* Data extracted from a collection
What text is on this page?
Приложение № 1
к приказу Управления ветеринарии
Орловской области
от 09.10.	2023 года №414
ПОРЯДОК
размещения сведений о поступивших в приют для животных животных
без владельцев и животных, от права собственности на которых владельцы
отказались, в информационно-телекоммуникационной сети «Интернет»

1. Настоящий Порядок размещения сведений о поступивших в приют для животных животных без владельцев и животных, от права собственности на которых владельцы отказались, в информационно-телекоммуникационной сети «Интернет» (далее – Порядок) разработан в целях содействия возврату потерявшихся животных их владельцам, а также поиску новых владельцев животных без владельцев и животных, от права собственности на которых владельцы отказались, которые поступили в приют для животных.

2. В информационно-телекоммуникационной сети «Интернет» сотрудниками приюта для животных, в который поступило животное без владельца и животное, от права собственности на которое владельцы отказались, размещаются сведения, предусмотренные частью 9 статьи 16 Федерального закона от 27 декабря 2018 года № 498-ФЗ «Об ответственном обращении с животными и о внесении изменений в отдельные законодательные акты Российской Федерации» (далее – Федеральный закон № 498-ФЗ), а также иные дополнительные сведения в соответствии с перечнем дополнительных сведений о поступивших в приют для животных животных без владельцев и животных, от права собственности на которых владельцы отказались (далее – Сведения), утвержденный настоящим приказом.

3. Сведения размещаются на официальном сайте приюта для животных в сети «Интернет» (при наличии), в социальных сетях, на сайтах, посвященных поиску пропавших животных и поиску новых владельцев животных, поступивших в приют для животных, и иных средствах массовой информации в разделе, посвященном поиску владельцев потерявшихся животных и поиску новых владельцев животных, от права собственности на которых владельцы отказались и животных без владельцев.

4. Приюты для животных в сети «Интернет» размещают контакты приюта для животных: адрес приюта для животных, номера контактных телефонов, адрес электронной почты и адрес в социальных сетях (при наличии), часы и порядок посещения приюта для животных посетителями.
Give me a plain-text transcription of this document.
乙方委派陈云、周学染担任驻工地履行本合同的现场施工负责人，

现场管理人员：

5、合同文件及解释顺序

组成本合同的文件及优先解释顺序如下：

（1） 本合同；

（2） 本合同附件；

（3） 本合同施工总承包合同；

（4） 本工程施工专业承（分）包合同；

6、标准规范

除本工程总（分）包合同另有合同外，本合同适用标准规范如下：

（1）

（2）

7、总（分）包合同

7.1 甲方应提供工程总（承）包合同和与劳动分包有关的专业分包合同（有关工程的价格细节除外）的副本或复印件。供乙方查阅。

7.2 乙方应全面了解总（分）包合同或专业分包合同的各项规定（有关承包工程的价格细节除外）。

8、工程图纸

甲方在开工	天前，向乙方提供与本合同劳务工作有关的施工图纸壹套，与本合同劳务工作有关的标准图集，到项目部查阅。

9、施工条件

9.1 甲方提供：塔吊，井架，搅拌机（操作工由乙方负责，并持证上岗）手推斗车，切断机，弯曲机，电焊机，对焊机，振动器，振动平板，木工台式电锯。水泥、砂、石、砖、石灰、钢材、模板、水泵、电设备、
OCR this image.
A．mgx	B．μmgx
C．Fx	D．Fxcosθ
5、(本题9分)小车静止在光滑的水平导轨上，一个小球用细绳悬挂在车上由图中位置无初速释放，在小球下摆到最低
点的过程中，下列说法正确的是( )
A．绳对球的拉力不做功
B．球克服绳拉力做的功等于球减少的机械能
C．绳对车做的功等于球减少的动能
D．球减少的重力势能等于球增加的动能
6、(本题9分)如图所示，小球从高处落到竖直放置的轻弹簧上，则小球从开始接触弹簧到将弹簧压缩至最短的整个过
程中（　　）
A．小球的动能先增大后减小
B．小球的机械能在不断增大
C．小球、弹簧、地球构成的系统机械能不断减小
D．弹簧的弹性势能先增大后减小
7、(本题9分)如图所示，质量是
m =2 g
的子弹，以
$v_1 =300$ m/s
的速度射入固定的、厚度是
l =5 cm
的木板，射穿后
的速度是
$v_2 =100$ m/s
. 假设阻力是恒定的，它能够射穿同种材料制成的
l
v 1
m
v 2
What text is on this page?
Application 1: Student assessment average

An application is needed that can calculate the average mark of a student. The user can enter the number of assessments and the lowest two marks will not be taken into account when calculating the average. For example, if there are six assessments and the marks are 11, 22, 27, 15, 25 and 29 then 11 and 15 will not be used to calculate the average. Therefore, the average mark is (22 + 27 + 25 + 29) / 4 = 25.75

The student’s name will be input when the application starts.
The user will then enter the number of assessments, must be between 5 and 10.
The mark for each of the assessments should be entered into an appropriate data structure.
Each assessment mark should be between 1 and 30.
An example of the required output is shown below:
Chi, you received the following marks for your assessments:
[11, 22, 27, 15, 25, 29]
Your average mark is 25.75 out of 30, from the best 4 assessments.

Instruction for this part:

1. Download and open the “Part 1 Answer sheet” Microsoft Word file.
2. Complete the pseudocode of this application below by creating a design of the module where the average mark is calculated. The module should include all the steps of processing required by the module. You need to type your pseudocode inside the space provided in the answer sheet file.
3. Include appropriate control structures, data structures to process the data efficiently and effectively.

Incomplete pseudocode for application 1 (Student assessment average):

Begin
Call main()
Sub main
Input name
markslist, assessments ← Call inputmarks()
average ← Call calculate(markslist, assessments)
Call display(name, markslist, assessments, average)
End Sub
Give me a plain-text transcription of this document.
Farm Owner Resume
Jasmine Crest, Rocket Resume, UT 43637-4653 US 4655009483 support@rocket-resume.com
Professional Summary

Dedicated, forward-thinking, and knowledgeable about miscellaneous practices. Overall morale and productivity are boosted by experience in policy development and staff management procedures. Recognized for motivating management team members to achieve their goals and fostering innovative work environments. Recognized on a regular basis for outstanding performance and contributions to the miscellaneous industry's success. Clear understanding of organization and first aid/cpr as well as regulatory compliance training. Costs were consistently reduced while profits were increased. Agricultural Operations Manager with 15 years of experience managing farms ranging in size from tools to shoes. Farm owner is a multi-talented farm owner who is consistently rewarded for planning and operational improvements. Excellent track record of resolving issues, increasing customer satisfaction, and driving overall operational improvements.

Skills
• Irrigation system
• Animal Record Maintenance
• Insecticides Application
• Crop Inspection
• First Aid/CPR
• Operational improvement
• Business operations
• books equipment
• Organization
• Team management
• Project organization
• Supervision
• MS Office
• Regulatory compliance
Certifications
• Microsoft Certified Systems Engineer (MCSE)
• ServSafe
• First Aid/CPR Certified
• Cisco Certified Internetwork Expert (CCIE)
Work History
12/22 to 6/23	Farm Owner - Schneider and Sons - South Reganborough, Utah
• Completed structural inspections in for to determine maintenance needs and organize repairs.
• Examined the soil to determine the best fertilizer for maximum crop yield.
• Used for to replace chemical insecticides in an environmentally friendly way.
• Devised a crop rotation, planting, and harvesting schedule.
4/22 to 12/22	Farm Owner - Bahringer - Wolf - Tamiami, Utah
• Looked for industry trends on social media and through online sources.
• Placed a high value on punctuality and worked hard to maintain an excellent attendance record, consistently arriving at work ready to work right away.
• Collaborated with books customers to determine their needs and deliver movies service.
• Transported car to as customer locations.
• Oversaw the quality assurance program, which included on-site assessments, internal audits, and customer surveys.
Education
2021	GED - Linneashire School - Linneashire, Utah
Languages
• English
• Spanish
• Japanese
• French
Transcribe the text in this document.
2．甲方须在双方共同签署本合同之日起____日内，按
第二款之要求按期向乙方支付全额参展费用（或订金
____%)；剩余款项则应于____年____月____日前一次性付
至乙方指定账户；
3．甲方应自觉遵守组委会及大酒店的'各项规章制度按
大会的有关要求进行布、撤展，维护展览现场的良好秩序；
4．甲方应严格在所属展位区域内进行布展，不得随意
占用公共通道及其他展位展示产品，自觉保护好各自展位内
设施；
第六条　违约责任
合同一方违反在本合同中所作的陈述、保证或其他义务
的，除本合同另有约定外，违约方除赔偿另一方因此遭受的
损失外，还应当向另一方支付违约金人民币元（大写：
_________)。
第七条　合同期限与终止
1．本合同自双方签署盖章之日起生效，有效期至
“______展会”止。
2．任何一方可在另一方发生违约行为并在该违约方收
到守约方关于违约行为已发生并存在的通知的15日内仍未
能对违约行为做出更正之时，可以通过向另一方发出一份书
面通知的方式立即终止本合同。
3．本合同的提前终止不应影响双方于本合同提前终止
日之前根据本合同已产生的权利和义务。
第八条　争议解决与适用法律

* The task
From the listing above, copy every line that includes the word "their".

* Right answer
Dedicated, forward-thinking, and knowledgeable about miscellaneous practices. Overall morale and productivity are boosted by experience in policy development and staff management procedures. Recognized for motivating management team members to achieve their goals and fostering innovative work environments. Recognized on a regular basis for outstanding performance and contributions to the miscellaneous industry's success. Clear understanding of organization and first aid/cpr as well as regulatory compliance training. Costs were consistently reduced while profits were increased. Agricultural Operations Manager with 15 years of experience managing farms ranging in size from tools to shoes. Farm owner is a multi-talented farm owner who is consistently rewarded for planning and operational improvements. Excellent track record of resolving issues, increasing customer satisfaction, and driving overall operational improvements.
• Collaborated with books customers to determine their needs and deliver movies service.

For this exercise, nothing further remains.